- Exercise directions
Your job is to retype all of the data word for word, leaving every image out.

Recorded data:
[BEGIN]

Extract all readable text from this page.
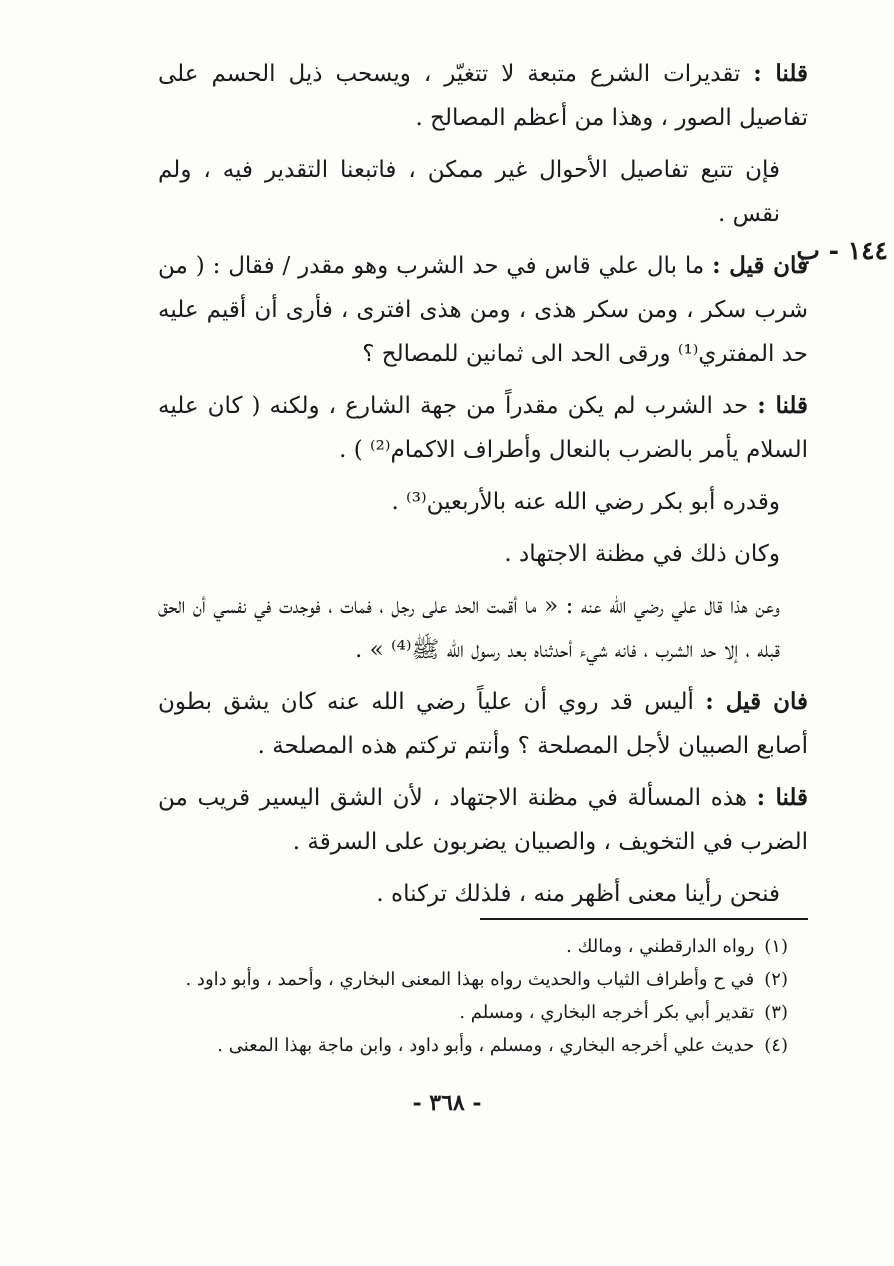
١٤٤ - ب

قلنا : تقديرات الشرع متبعة لا تتغيّر ، ويسحب ذيل الحسم على تفاصيل الصور ، وهذا من أعظم المصالح .

فإن تتبع تفاصيل الأحوال غير ممكن ، فاتبعنا التقدير فيه ، ولم نقس .

فان قيل : ما بال علي قاس في حد الشرب وهو مقدر / فقال : ( من شرب سكر ، ومن سكر هذى ، ومن هذى افترى ، فأرى أن أقيم عليه حد المفتري⁽¹⁾ ورقى الحد الى ثمانين للمصالح ؟

قلنا : حد الشرب لم يكن مقدراً من جهة الشارع ، ولكنه ( كان عليه السلام يأمر بالضرب بالنعال وأطراف الاكمام⁽²⁾ ) .

وقدره أبو بكر رضي الله عنه بالأربعين⁽³⁾ .

وكان ذلك في مظنة الاجتهاد .

وعن هذا قال علي رضي الله عنه : « ما أقمت الحد على رجل ، فمات ، فوجدت في نفسي أن الحق قبله ، إلا حد الشرب ، فانه شيء أحدثناه بعد رسول الله ﷺ⁽⁴⁾ » .

فان قيل : أليس قد روي أن علياً رضي الله عنه كان يشق بطون أصابع الصبيان لأجل المصلحة ؟ وأنتم تركتم هذه المصلحة .

قلنا : هذه المسألة في مظنة الاجتهاد ، لأن الشق اليسير قريب من الضرب في التخويف ، والصبيان يضربون على السرقة .

فنحن رأينا معنى أظهر منه ، فلذلك تركناه .

(١)رواه الدارقطني ، ومالك .

(٢)في ح وأطراف الثياب والحديث رواه بهذا المعنى البخاري ، وأحمد ، وأبو داود .

(٣)تقدير أبي بكر أخرجه البخاري ، ومسلم .

(٤)حديث علي أخرجه البخاري ، ومسلم ، وأبو داود ، وابن ماجة بهذا المعنى .

- ٣٦٨ -
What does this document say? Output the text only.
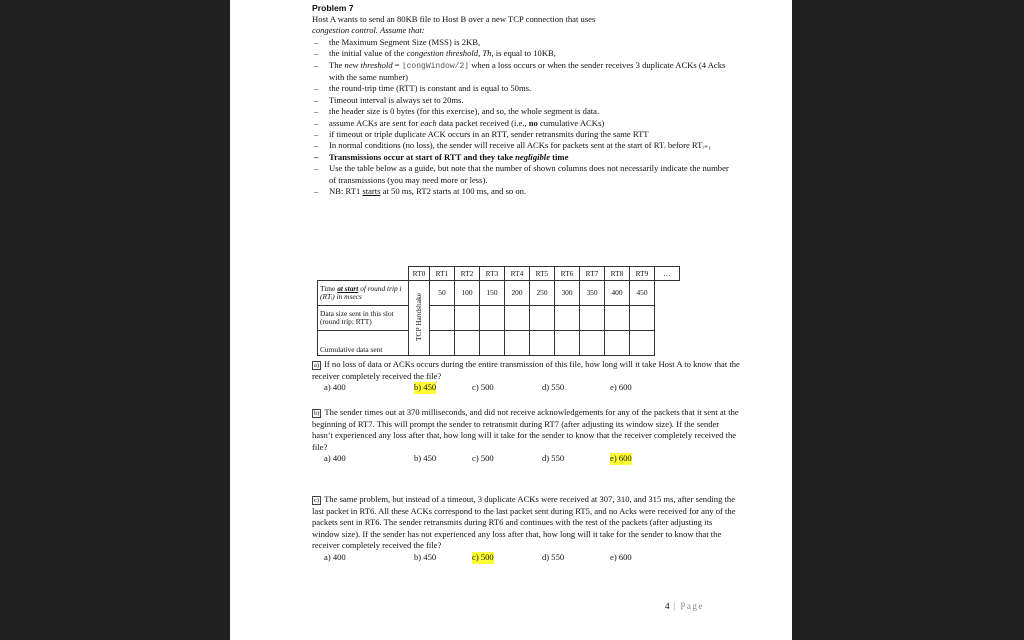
Problem 7
Host A wants to send an 80KB file to Host B over a new TCP connection that uses
congestion control. Assume that:
– the Maximum Segment Size (MSS) is 2KB,
– the initial value of the congestion threshold, Th, is equal to 10KB,
– The new threshold = ⌊congWindow/2⌋ when a loss occurs or when the sender receives 3 duplicate ACKs (4 Acks with the same number)
– the round-trip time (RTT) is constant and is equal to 50ms.
– Timeout interval is always set to 20ms.
– the header size is 0 bytes (for this exercise), and so, the whole segment is data.
– assume ACKs are sent for each data packet received (i.e., no cumulative ACKs)
– if timeout or triple duplicate ACK occurs in an RTT, sender retransmits during the same RTT
– In normal conditions (no loss), the sender will receive all ACKs for packets sent at the start of RTᵢ before RTᵢ₊₁
– Transmissions occur at start of RTT and they take negligible time
– Use the table below as a guide, but note that the number of shown columns does not necessarily indicate the number of transmissions (you may need more or less).
– NB: RT1 starts at 50 ms, RT2 starts at 100 ms, and so on.
	RT0	RT1	RT2	RT3	RT4	RT5	RT6	RT7	RT8	RT9	…
Time at start of round trip i (RTᵢ) in msecs	TCP Handshake	50	100	150	200	250	300	350	400	450	
Data size sent in this slot (round trip: RTT)											
Cumulative data sent											
a) If no loss of data or ACKs occurs during the entire transmission of this file, how long will it take Host A to know that the receiver completely received the file?
a) 400	b) 450	c) 500	d) 550	e) 600
b) The sender times out at 370 milliseconds, and did not receive acknowledgements for any of the packets that it sent at the beginning of RT7. This will prompt the sender to retransmit during RT7 (after adjusting its window size). If the sender hasn’t experienced any loss after that, how long will it take for the sender to know that the receiver completely received the file?
a) 400	b) 450	c) 500	d) 550	e) 600
c) The same problem, but instead of a timeout, 3 duplicate ACKs were received at 307, 310, and 315 ms, after sending the last packet in RT6. All these ACKs correspond to the last packet sent during RT5, and no Acks were received for any of the packets sent in RT6. The sender retransmits during RT6 and continues with the rest of the packets (after adjusting its window size). If the sender has not experienced any loss after that, how long will it take for the sender to know that the receiver completely received the file?
a) 400	b) 450	c) 500	d) 550	e) 600
4 | Page
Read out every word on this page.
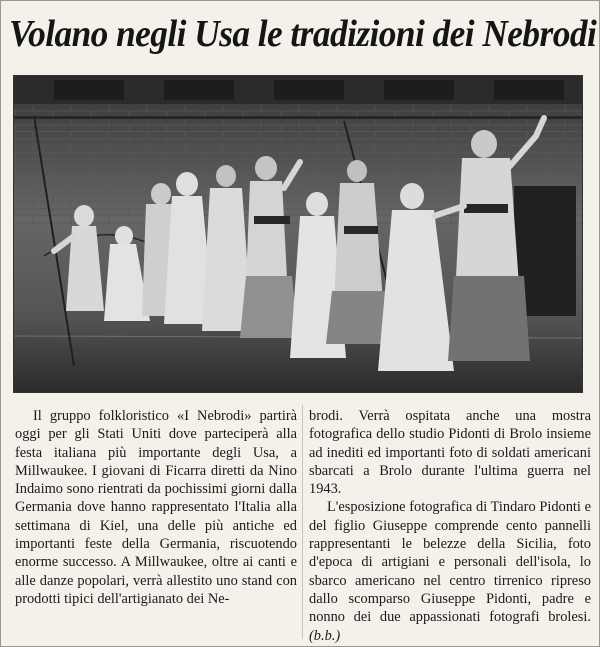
Volano negli Usa le tradizioni dei Nebrodi

Il gruppo folkloristico «I Nebrodi» partirà oggi per gli Stati Uniti dove parteciperà alla festa italiana più importante degli Usa, a Millwaukee. I giovani di Ficarra diretti da Nino Indaimo sono rientrati da pochissimi giorni dalla Germania dove hanno rappresentato l'Italia alla settimana di Kiel, una delle più antiche ed importanti feste della Germania, riscuotendo enorme successo. A Millwaukee, oltre ai canti e alle danze popolari, verrà allestito uno stand con prodotti tipici dell'artigianato dei Ne-

brodi. Verrà ospitata anche una mostra fotografica dello studio Pidonti di Brolo insieme ad inediti ed importanti foto di soldati americani sbarcati a Brolo durante l'ultima guerra nel 1943.

L'esposizione fotografica di Tindaro Pidonti e del figlio Giuseppe comprende cento pannelli rappresentanti le belezze della Sicilia, foto d'epoca di artigiani e personali dell'isola, lo sbarco americano nel centro tirrenico ripreso dallo scomparso Giuseppe Pidonti, padre e nonno dei due appassionati fotografi brolesi. (b.b.)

[END]

- Solution
Extract all readable text from this page.
١٤٤ - ب

قلنا : تقديرات الشرع متبعة لا تتغيّر ، ويسحب ذيل الحسم على تفاصيل الصور ، وهذا من أعظم المصالح .

فإن تتبع تفاصيل الأحوال غير ممكن ، فاتبعنا التقدير فيه ، ولم نقس .

فان قيل : ما بال علي قاس في حد الشرب وهو مقدر / فقال : ( من شرب سكر ، ومن سكر هذى ، ومن هذى افترى ، فأرى أن أقيم عليه حد المفتري⁽¹⁾ ورقى الحد الى ثمانين للمصالح ؟

قلنا : حد الشرب لم يكن مقدراً من جهة الشارع ، ولكنه ( كان عليه السلام يأمر بالضرب بالنعال وأطراف الاكمام⁽²⁾ ) .

وقدره أبو بكر رضي الله عنه بالأربعين⁽³⁾ .

وكان ذلك في مظنة الاجتهاد .

وعن هذا قال علي رضي الله عنه : « ما أقمت الحد على رجل ، فمات ، فوجدت في نفسي أن الحق قبله ، إلا حد الشرب ، فانه شيء أحدثناه بعد رسول الله ﷺ⁽⁴⁾ » .

فان قيل : أليس قد روي أن علياً رضي الله عنه كان يشق بطون أصابع الصبيان لأجل المصلحة ؟ وأنتم تركتم هذه المصلحة .

قلنا : هذه المسألة في مظنة الاجتهاد ، لأن الشق اليسير قريب من الضرب في التخويف ، والصبيان يضربون على السرقة .

فنحن رأينا معنى أظهر منه ، فلذلك تركناه .

(١)رواه الدارقطني ، ومالك .

(٢)في ح وأطراف الثياب والحديث رواه بهذا المعنى البخاري ، وأحمد ، وأبو داود .

(٣)تقدير أبي بكر أخرجه البخاري ، ومسلم .

(٤)حديث علي أخرجه البخاري ، ومسلم ، وأبو داود ، وابن ماجة بهذا المعنى .

- ٣٦٨ -
What does this document say? Output the text only.
Problem 7
Host A wants to send an 80KB file to Host B over a new TCP connection that uses
congestion control. Assume that:
– the Maximum Segment Size (MSS) is 2KB,
– the initial value of the congestion threshold, Th, is equal to 10KB,
– The new threshold = ⌊congWindow/2⌋ when a loss occurs or when the sender receives 3 duplicate ACKs (4 Acks with the same number)
– the round-trip time (RTT) is constant and is equal to 50ms.
– Timeout interval is always set to 20ms.
– the header size is 0 bytes (for this exercise), and so, the whole segment is data.
– assume ACKs are sent for each data packet received (i.e., no cumulative ACKs)
– if timeout or triple duplicate ACK occurs in an RTT, sender retransmits during the same RTT
– In normal conditions (no loss), the sender will receive all ACKs for packets sent at the start of RTᵢ before RTᵢ₊₁
– Transmissions occur at start of RTT and they take negligible time
– Use the table below as a guide, but note that the number of shown columns does not necessarily indicate the number of transmissions (you may need more or less).
– NB: RT1 starts at 50 ms, RT2 starts at 100 ms, and so on.
	RT0	RT1	RT2	RT3	RT4	RT5	RT6	RT7	RT8	RT9	…
Time at start of round trip i (RTᵢ) in msecs	TCP Handshake	50	100	150	200	250	300	350	400	450	
Data size sent in this slot (round trip: RTT)											
Cumulative data sent											
a) If no loss of data or ACKs occurs during the entire transmission of this file, how long will it take Host A to know that the receiver completely received the file?
a) 400	b) 450	c) 500	d) 550	e) 600
b) The sender times out at 370 milliseconds, and did not receive acknowledgements for any of the packets that it sent at the beginning of RT7. This will prompt the sender to retransmit during RT7 (after adjusting its window size). If the sender hasn’t experienced any loss after that, how long will it take for the sender to know that the receiver completely received the file?
a) 400	b) 450	c) 500	d) 550	e) 600
c) The same problem, but instead of a timeout, 3 duplicate ACKs were received at 307, 310, and 315 ms, after sending the last packet in RT6. All these ACKs correspond to the last packet sent during RT5, and no Acks were received for any of the packets sent in RT6. The sender retransmits during RT6 and continues with the rest of the packets (after adjusting its window size). If the sender has not experienced any loss after that, how long will it take for the sender to know that the receiver completely received the file?
a) 400	b) 450	c) 500	d) 550	e) 600
4 | Page
Read out every word on this page.
Volano negli Usa le tradizioni dei Nebrodi

Il gruppo folkloristico «I Nebrodi» partirà oggi per gli Stati Uniti dove parteciperà alla festa italiana più importante degli Usa, a Millwaukee. I giovani di Ficarra diretti da Nino Indaimo sono rientrati da pochissimi giorni dalla Germania dove hanno rappresentato l'Italia alla settimana di Kiel, una delle più antiche ed importanti feste della Germania, riscuotendo enorme successo. A Millwaukee, oltre ai canti e alle danze popolari, verrà allestito uno stand con prodotti tipici dell'artigianato dei Ne-

brodi. Verrà ospitata anche una mostra fotografica dello studio Pidonti di Brolo insieme ad inediti ed importanti foto di soldati americani sbarcati a Brolo durante l'ultima guerra nel 1943.

L'esposizione fotografica di Tindaro Pidonti e del figlio Giuseppe comprende cento pannelli rappresentanti le belezze della Sicilia, foto d'epoca di artigiani e personali dell'isola, lo sbarco americano nel centro tirrenico ripreso dallo scomparso Giuseppe Pidonti, padre e nonno dei due appassionati fotografi brolesi. (b.b.)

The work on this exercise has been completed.